The task >> Every record here needs to be written out again exactly.

Records for this exercise >>
--

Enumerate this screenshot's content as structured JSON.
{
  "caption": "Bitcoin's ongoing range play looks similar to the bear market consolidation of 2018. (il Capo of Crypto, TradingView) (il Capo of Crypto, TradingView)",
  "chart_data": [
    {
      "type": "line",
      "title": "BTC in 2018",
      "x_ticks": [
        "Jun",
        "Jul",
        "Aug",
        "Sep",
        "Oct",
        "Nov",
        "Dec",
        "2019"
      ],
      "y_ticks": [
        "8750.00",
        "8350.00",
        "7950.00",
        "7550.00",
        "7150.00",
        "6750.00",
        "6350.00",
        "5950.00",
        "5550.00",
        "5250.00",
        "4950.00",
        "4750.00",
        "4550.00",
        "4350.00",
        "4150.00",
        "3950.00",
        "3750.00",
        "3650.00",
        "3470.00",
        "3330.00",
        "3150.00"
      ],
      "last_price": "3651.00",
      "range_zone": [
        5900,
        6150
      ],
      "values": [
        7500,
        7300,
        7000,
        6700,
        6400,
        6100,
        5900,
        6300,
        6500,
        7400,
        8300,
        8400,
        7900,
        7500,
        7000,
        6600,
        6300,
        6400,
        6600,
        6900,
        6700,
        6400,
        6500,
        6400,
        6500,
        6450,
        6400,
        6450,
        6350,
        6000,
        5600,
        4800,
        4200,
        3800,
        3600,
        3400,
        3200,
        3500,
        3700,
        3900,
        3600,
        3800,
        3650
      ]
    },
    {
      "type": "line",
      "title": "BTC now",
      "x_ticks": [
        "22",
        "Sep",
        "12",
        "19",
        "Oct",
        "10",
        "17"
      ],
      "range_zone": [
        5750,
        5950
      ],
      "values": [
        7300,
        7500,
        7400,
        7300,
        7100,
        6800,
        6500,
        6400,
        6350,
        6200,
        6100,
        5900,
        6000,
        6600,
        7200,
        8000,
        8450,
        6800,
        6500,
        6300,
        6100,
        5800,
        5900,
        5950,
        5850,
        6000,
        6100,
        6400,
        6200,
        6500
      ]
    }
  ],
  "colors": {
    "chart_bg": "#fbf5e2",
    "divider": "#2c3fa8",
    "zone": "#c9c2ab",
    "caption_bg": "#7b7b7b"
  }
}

--

Answer to the exercise >>
Enumerate this screenshot's content as structured JSON.
{
  "caption": "Bitcoin's ongoing range play looks similar to the bear market consolidation of 2018. (il Capo of Crypto, TradingView) (il Capo of Crypto, TradingView)",
  "chart_data": [
    {
      "type": "line",
      "title": "BTC in 2018",
      "x_ticks": [
        "Jun",
        "Jul",
        "Aug",
        "Sep",
        "Oct",
        "Nov",
        "Dec",
        "2019"
      ],
      "y_ticks": [
        "8750.00",
        "8350.00",
        "7950.00",
        "7550.00",
        "7150.00",
        "6750.00",
        "6350.00",
        "5950.00",
        "5550.00",
        "5250.00",
        "4950.00",
        "4750.00",
        "4550.00",
        "4350.00",
        "4150.00",
        "3950.00",
        "3750.00",
        "3650.00",
        "3470.00",
        "3330.00",
        "3150.00"
      ],
      "last_price": "3651.00",
      "range_zone": [
        5900,
        6150
      ],
      "values": [
        7500,
        7300,
        7000,
        6700,
        6400,
        6100,
        5900,
        6300,
        6500,
        7400,
        8300,
        8400,
        7900,
        7500,
        7000,
        6600,
        6300,
        6400,
        6600,
        6900,
        6700,
        6400,
        6500,
        6400,
        6500,
        6450,
        6400,
        6450,
        6350,
        6000,
        5600,
        4800,
        4200,
        3800,
        3600,
        3400,
        3200,
        3500,
        3700,
        3900,
        3600,
        3800,
        3650
      ]
    },
    {
      "type": "line",
      "title": "BTC now",
      "x_ticks": [
        "22",
        "Sep",
        "12",
        "19",
        "Oct",
        "10",
        "17"
      ],
      "range_zone": [
        5750,
        5950
      ],
      "values": [
        7300,
        7500,
        7400,
        7300,
        7100,
        6800,
        6500,
        6400,
        6350,
        6200,
        6100,
        5900,
        6000,
        6600,
        7200,
        8000,
        8450,
        6800,
        6500,
        6300,
        6100,
        5800,
        5900,
        5950,
        5850,
        6000,
        6100,
        6400,
        6200,
        6500
      ]
    }
  ],
  "colors": {
    "chart_bg": "#fbf5e2",
    "divider": "#2c3fa8",
    "zone": "#c9c2ab",
    "caption_bg": "#7b7b7b"
  }
}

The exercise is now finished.